§ **Listed records**:
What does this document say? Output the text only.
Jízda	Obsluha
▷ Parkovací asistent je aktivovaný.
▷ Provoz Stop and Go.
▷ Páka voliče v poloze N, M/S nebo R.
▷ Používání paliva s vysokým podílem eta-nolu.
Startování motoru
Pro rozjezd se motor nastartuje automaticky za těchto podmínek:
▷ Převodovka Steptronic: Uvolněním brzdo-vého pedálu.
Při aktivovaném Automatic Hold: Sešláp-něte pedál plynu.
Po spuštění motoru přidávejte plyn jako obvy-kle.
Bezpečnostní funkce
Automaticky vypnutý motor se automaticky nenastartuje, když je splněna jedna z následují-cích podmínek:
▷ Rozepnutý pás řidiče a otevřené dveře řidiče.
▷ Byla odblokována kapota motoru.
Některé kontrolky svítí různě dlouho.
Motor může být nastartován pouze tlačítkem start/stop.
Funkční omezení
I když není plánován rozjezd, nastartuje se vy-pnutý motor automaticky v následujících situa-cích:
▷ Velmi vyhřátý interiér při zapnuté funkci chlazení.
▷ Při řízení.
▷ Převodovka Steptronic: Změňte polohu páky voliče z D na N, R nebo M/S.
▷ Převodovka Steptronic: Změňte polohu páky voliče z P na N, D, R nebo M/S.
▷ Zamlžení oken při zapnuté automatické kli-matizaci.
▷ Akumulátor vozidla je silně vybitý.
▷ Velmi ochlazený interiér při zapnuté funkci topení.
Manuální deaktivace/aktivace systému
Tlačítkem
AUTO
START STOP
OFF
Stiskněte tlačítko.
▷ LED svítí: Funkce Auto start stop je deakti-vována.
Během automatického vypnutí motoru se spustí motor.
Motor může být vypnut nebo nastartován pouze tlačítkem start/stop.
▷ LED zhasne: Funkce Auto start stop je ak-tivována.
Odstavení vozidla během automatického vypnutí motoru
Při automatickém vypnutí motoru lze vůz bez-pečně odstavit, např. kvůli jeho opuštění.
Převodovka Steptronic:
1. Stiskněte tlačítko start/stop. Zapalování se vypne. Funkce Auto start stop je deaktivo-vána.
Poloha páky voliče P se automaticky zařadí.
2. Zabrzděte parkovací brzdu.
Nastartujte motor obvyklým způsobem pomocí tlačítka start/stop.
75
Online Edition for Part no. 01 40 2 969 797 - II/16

§ **What you should do**: Scan the entries above for the word "Převodovka" and collect each line holding it.

§ **Correct answer**:
▷ Převodovka Steptronic: Uvolněním brzdo-vého pedálu.
▷ Převodovka Steptronic: Změňte polohu páky voliče z D na N, R nebo M/S.
▷ Převodovka Steptronic: Změňte polohu páky voliče z P na N, D, R nebo M/S.
Převodovka Steptronic:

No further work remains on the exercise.